= Your goal =
Gather all lines in the entries below that include the word "ylabel".

= Given records =
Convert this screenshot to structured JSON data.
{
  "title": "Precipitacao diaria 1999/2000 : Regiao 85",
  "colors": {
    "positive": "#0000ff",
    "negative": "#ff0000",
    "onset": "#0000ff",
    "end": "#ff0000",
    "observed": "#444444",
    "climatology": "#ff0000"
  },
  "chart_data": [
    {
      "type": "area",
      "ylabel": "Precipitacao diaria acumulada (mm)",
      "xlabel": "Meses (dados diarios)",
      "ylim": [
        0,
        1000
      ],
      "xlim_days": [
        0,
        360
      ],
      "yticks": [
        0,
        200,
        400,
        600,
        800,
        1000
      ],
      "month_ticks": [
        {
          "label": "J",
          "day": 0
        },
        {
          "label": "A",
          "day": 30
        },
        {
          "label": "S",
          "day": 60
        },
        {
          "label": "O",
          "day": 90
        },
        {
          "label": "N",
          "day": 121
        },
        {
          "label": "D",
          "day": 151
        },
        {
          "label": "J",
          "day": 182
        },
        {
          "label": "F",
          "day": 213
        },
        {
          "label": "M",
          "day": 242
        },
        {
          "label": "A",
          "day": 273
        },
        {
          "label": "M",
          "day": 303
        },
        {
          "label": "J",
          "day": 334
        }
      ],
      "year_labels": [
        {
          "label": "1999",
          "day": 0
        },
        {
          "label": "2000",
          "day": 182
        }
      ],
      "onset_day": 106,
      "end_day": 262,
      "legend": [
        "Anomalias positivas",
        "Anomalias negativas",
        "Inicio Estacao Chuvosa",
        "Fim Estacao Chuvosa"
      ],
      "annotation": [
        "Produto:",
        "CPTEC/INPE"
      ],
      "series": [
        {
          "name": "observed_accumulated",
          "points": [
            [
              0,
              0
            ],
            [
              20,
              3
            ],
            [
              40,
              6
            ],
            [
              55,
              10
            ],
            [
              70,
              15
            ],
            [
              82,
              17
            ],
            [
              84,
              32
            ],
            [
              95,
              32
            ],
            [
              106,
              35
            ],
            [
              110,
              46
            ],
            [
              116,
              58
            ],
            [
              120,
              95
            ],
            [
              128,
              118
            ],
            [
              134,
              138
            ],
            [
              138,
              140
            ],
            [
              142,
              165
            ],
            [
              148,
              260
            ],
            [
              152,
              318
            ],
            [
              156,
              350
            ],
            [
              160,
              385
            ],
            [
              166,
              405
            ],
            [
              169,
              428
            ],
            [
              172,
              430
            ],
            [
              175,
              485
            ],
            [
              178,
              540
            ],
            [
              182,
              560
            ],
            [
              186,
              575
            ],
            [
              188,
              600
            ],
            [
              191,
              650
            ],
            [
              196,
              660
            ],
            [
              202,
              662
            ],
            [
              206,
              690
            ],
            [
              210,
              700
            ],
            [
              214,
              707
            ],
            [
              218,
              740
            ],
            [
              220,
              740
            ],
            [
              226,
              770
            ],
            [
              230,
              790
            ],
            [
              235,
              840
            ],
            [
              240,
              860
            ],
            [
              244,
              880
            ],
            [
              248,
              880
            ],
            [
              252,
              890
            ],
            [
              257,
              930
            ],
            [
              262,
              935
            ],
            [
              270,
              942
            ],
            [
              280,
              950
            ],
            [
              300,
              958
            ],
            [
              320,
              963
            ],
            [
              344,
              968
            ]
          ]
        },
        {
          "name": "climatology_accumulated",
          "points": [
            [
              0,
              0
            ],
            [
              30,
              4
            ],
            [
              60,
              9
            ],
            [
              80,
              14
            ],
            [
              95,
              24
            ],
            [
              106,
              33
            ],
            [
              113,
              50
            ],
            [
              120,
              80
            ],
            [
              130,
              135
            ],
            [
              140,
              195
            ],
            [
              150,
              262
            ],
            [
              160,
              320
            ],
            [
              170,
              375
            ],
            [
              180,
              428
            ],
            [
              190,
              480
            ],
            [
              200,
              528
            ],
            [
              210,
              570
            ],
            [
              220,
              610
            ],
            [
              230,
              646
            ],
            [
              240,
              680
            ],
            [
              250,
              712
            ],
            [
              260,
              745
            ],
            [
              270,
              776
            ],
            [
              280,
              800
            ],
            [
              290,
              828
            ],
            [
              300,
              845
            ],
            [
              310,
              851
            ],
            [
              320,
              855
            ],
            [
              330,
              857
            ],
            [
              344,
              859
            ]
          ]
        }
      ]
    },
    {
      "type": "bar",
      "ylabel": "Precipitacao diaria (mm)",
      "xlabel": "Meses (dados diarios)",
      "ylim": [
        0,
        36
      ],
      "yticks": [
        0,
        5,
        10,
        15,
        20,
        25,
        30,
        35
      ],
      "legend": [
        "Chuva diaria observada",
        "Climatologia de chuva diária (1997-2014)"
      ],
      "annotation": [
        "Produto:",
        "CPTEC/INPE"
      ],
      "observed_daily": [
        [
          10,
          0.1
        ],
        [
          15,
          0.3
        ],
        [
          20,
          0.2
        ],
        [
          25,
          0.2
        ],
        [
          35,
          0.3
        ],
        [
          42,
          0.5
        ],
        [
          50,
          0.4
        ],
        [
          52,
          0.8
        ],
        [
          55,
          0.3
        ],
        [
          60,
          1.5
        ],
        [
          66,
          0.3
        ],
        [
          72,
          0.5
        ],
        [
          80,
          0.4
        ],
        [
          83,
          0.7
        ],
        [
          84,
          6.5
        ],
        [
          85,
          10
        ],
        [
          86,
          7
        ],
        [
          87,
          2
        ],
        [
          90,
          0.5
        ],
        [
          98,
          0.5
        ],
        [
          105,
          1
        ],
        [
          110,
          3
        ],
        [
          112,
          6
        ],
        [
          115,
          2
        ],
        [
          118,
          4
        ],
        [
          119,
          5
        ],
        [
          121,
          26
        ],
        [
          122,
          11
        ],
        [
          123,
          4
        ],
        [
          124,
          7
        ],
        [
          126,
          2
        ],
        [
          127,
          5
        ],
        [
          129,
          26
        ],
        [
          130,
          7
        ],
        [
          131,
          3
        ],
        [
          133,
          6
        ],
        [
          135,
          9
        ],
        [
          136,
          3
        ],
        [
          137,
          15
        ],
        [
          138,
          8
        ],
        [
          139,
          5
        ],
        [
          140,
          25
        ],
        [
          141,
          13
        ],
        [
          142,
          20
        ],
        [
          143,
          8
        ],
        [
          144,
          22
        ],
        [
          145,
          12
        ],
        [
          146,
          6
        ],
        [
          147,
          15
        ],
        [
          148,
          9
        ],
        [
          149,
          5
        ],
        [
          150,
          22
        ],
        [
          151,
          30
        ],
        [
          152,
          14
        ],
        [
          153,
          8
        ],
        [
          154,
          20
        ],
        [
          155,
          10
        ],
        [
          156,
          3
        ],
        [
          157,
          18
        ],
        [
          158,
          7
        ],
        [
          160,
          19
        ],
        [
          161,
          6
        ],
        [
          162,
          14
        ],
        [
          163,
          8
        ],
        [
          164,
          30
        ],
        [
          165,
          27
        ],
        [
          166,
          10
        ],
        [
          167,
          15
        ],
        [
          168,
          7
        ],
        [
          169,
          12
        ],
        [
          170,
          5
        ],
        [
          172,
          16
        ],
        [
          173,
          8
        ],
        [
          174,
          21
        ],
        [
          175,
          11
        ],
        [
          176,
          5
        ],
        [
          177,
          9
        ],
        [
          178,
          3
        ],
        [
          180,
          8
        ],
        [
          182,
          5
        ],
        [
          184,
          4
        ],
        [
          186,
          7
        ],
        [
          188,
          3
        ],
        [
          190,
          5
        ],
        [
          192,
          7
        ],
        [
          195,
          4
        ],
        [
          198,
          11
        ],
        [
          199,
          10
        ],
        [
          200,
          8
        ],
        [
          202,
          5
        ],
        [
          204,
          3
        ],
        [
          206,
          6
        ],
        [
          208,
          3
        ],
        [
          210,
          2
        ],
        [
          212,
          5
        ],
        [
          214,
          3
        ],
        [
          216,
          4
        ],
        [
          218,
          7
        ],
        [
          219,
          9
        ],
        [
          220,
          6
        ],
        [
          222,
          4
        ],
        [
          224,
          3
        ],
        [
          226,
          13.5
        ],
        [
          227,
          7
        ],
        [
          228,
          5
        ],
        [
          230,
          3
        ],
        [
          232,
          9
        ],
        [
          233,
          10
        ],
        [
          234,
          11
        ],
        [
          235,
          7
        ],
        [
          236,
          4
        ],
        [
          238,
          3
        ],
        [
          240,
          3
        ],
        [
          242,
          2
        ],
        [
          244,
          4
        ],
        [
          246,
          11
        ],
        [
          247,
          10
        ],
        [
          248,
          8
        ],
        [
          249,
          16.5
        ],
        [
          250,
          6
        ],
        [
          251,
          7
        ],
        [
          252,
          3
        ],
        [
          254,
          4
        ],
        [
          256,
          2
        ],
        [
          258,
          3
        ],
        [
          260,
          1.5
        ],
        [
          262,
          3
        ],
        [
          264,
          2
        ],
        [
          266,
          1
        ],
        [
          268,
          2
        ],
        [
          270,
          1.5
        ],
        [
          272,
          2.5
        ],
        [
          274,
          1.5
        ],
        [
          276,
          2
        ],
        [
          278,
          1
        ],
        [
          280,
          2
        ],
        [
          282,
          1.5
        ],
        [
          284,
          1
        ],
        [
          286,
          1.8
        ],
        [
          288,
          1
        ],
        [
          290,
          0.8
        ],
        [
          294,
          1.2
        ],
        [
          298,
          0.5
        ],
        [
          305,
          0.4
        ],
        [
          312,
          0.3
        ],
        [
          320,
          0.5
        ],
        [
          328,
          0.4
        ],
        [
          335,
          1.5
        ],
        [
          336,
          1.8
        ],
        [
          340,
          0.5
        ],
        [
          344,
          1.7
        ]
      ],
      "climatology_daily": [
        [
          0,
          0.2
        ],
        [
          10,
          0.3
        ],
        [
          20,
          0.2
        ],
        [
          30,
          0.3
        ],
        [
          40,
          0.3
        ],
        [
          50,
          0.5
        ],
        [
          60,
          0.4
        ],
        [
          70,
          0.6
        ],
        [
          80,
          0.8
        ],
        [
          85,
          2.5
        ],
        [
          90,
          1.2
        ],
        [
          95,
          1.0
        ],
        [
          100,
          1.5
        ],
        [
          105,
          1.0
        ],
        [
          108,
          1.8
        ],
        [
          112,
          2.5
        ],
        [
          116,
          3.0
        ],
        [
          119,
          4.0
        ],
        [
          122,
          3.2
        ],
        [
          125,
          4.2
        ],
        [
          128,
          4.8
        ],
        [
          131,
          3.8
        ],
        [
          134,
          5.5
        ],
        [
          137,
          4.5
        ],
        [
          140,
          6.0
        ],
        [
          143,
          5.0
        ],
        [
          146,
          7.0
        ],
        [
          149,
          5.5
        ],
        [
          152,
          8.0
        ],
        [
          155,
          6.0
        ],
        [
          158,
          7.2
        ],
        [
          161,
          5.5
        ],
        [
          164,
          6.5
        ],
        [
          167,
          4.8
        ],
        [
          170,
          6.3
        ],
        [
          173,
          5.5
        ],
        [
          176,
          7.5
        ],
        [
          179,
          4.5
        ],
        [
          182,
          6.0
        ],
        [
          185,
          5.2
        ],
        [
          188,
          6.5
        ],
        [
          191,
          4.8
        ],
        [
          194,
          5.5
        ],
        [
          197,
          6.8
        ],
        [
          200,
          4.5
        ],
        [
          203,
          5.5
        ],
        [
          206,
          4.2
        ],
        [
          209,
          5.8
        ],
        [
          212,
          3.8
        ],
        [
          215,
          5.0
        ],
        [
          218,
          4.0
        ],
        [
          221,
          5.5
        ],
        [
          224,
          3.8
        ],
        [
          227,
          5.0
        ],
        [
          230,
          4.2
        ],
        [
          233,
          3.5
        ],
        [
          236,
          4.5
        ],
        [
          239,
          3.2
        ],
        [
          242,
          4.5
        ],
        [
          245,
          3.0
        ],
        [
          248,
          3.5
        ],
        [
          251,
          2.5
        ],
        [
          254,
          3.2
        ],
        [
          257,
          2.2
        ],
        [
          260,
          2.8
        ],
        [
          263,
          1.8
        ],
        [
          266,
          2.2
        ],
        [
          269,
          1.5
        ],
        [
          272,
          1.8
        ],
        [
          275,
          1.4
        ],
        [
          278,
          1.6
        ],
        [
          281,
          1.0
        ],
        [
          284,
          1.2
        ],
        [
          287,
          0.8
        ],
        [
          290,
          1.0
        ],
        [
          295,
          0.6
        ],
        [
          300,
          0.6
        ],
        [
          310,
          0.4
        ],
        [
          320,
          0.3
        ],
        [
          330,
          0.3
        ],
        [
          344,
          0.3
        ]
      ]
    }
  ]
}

= Output of the exercise =
      "ylabel": "Precipitacao diaria acumulada (mm)",
      "ylabel": "Precipitacao diaria (mm)",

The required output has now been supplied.